### Task statement
Restate each line word for word. Leave out every picture.

(Records from a dataset)

* * * * * * * * *

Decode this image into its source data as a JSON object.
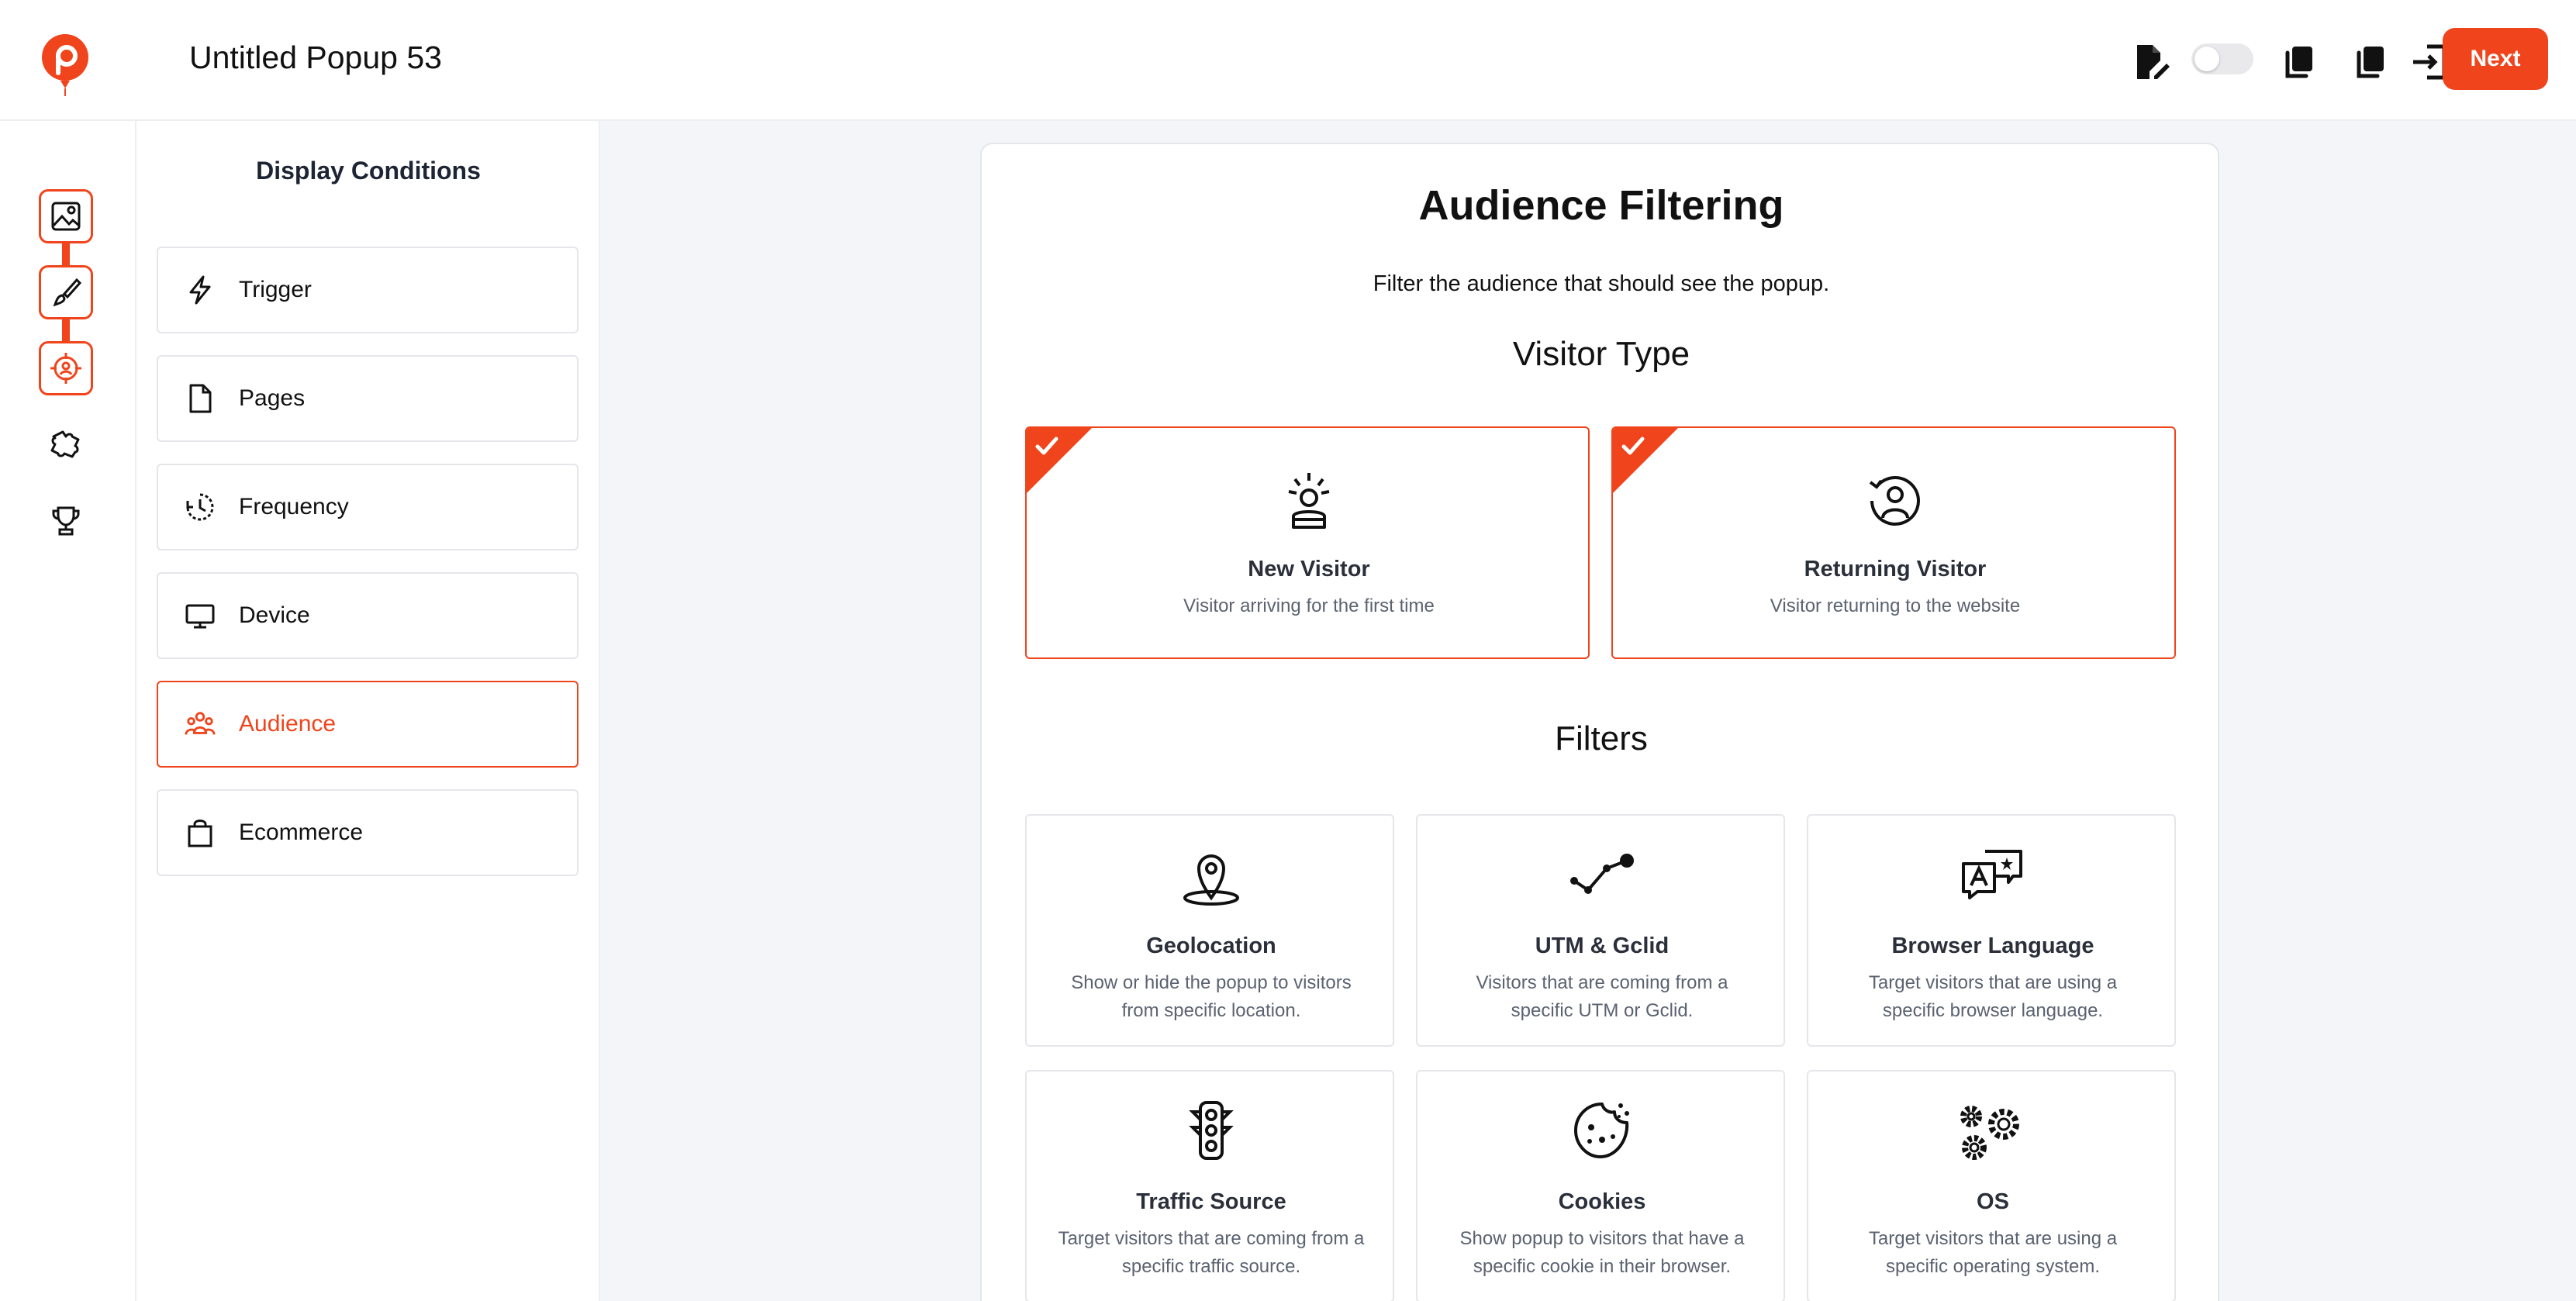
{
  "header": {
    "title": "Untitled Popup 53",
    "next_label": "Next",
    "icons": [
      "edit-document-icon",
      "toggle-switch",
      "copy-icon",
      "duplicate-icon",
      "sign-in-icon"
    ],
    "toggle_on": false
  },
  "rail": {
    "items": [
      "image-icon",
      "brush-icon",
      "target-icon",
      "puzzle-icon",
      "trophy-icon"
    ]
  },
  "sidebar": {
    "title": "Display Conditions",
    "items": [
      {
        "label": "Trigger",
        "icon": "lightning-icon"
      },
      {
        "label": "Pages",
        "icon": "page-icon"
      },
      {
        "label": "Frequency",
        "icon": "frequency-clock-icon"
      },
      {
        "label": "Device",
        "icon": "monitor-icon"
      },
      {
        "label": "Audience",
        "icon": "audience-icon",
        "active": true
      },
      {
        "label": "Ecommerce",
        "icon": "shopping-bag-icon"
      }
    ]
  },
  "main": {
    "title": "Audience Filtering",
    "subtitle": "Filter the audience that should see the popup.",
    "visitor_type_heading": "Visitor Type",
    "visitor_types": [
      {
        "name": "New Visitor",
        "desc": "Visitor arriving for the first time",
        "selected": true
      },
      {
        "name": "Returning Visitor",
        "desc": "Visitor returning to the website",
        "selected": true
      }
    ],
    "filters_heading": "Filters",
    "filters": [
      {
        "name": "Geolocation",
        "desc": "Show or hide the popup to visitors from specific location."
      },
      {
        "name": "UTM & Gclid",
        "desc": "Visitors that are coming from a specific UTM or Gclid."
      },
      {
        "name": "Browser Language",
        "desc": "Target visitors that are using a specific browser language."
      },
      {
        "name": "Traffic Source",
        "desc": "Target visitors that are coming from a specific traffic source."
      },
      {
        "name": "Cookies",
        "desc": "Show popup to visitors that have a specific cookie in their browser."
      },
      {
        "name": "OS",
        "desc": "Target visitors that are using a specific operating system."
      }
    ]
  },
  "colors": {
    "accent": "#f0441c",
    "background": "#f4f5f8",
    "border": "#e4e6ea"
  }
}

* * * * * * * * *

### Worked solution
Decode this image into its source data as a JSON object.
{
  "header": {
    "title": "Untitled Popup 53",
    "next_label": "Next",
    "icons": [
      "edit-document-icon",
      "toggle-switch",
      "copy-icon",
      "duplicate-icon",
      "sign-in-icon"
    ],
    "toggle_on": false
  },
  "rail": {
    "items": [
      "image-icon",
      "brush-icon",
      "target-icon",
      "puzzle-icon",
      "trophy-icon"
    ]
  },
  "sidebar": {
    "title": "Display Conditions",
    "items": [
      {
        "label": "Trigger",
        "icon": "lightning-icon"
      },
      {
        "label": "Pages",
        "icon": "page-icon"
      },
      {
        "label": "Frequency",
        "icon": "frequency-clock-icon"
      },
      {
        "label": "Device",
        "icon": "monitor-icon"
      },
      {
        "label": "Audience",
        "icon": "audience-icon",
        "active": true
      },
      {
        "label": "Ecommerce",
        "icon": "shopping-bag-icon"
      }
    ]
  },
  "main": {
    "title": "Audience Filtering",
    "subtitle": "Filter the audience that should see the popup.",
    "visitor_type_heading": "Visitor Type",
    "visitor_types": [
      {
        "name": "New Visitor",
        "desc": "Visitor arriving for the first time",
        "selected": true
      },
      {
        "name": "Returning Visitor",
        "desc": "Visitor returning to the website",
        "selected": true
      }
    ],
    "filters_heading": "Filters",
    "filters": [
      {
        "name": "Geolocation",
        "desc": "Show or hide the popup to visitors from specific location."
      },
      {
        "name": "UTM & Gclid",
        "desc": "Visitors that are coming from a specific UTM or Gclid."
      },
      {
        "name": "Browser Language",
        "desc": "Target visitors that are using a specific browser language."
      },
      {
        "name": "Traffic Source",
        "desc": "Target visitors that are coming from a specific traffic source."
      },
      {
        "name": "Cookies",
        "desc": "Show popup to visitors that have a specific cookie in their browser."
      },
      {
        "name": "OS",
        "desc": "Target visitors that are using a specific operating system."
      }
    ]
  },
  "colors": {
    "accent": "#f0441c",
    "background": "#f4f5f8",
    "border": "#e4e6ea"
  }
}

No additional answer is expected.